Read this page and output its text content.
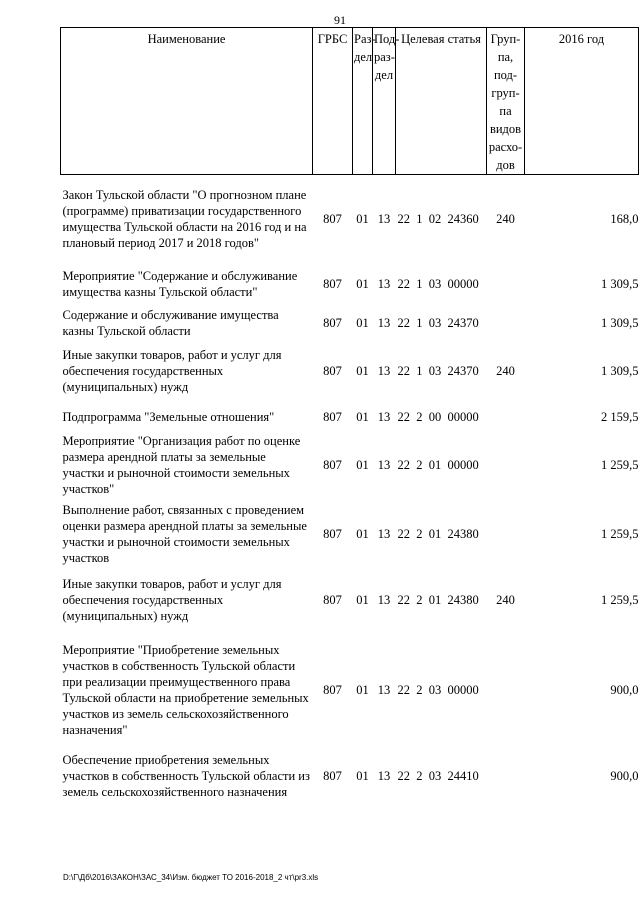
91
Наименование	ГРБС	Раз- дел	Под- раз- дел	Целевая статья	Груп- па, под- груп- па видов расхо- дов	2016 год
Закон Тульской области "О прогнозном плане (программе) приватизации государственного имущества Тульской области на 2016 год и на плановый период 2017 и 2018 годов"	807	01	13	22  1  02  24360	240	168,0
Мероприятие "Содержание и обслуживание имущества казны Тульской области"	807	01	13	22  1  03  00000		1 309,5
Содержание и обслуживание имущества казны Тульской области	807	01	13	22  1  03  24370		1 309,5
Иные закупки товаров, работ и услуг для обеспечения государственных (муниципальных) нужд	807	01	13	22  1  03  24370	240	1 309,5
Подпрограмма "Земельные отношения"	807	01	13	22  2  00  00000		2 159,5
Мероприятие "Организация работ по оценке размера арендной платы за земельные участки и рыночной стоимости земельных участков"	807	01	13	22  2  01  00000		1 259,5
Выполнение работ, связанных с проведением оценки размера арендной платы за земельные участки и рыночной стоимости земельных участков	807	01	13	22  2  01  24380		1 259,5
Иные закупки товаров, работ и услуг для обеспечения государственных (муниципальных) нужд	807	01	13	22  2  01  24380	240	1 259,5
Мероприятие "Приобретение земельных участков в собственность Тульской области при реализации преимущественного права Тульской области на приобретение земельных участков из земель сельскохозяйственного назначения"	807	01	13	22  2  03  00000		900,0
Обеспечение приобретения земельных участков в собственность Тульской области из земель сельскохозяйственного назначения	807	01	13	22  2  03  24410		900,0
D:\Г\Дб\2016\ЗАКОН\ЗАС_34\Изм. бюджет ТО 2016-2018_2 чт\pr3.xls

:::::

Repeat the material above word for word and skip every image in it.

Read this page and output its text content.
91
Наименование	ГРБС	Раз- дел	Под- раз- дел	Целевая статья	Груп- па, под- груп- па видов расхо- дов	2016 год
Закон Тульской области "О прогнозном плане (программе) приватизации государственного имущества Тульской области на 2016 год и на плановый период 2017 и 2018 годов"	807	01	13	22  1  02  24360	240	168,0
Мероприятие "Содержание и обслуживание имущества казны Тульской области"	807	01	13	22  1  03  00000		1 309,5
Содержание и обслуживание имущества казны Тульской области	807	01	13	22  1  03  24370		1 309,5
Иные закупки товаров, работ и услуг для обеспечения государственных (муниципальных) нужд	807	01	13	22  1  03  24370	240	1 309,5
Подпрограмма "Земельные отношения"	807	01	13	22  2  00  00000		2 159,5
Мероприятие "Организация работ по оценке размера арендной платы за земельные участки и рыночной стоимости земельных участков"	807	01	13	22  2  01  00000		1 259,5
Выполнение работ, связанных с проведением оценки размера арендной платы за земельные участки и рыночной стоимости земельных участков	807	01	13	22  2  01  24380		1 259,5
Иные закупки товаров, работ и услуг для обеспечения государственных (муниципальных) нужд	807	01	13	22  2  01  24380	240	1 259,5
Мероприятие "Приобретение земельных участков в собственность Тульской области при реализации преимущественного права Тульской области на приобретение земельных участков из земель сельскохозяйственного назначения"	807	01	13	22  2  03  00000		900,0
Обеспечение приобретения земельных участков в собственность Тульской области из земель сельскохозяйственного назначения	807	01	13	22  2  03  24410		900,0
D:\Г\Дб\2016\ЗАКОН\ЗАС_34\Изм. бюджет ТО 2016-2018_2 чт\pr3.xls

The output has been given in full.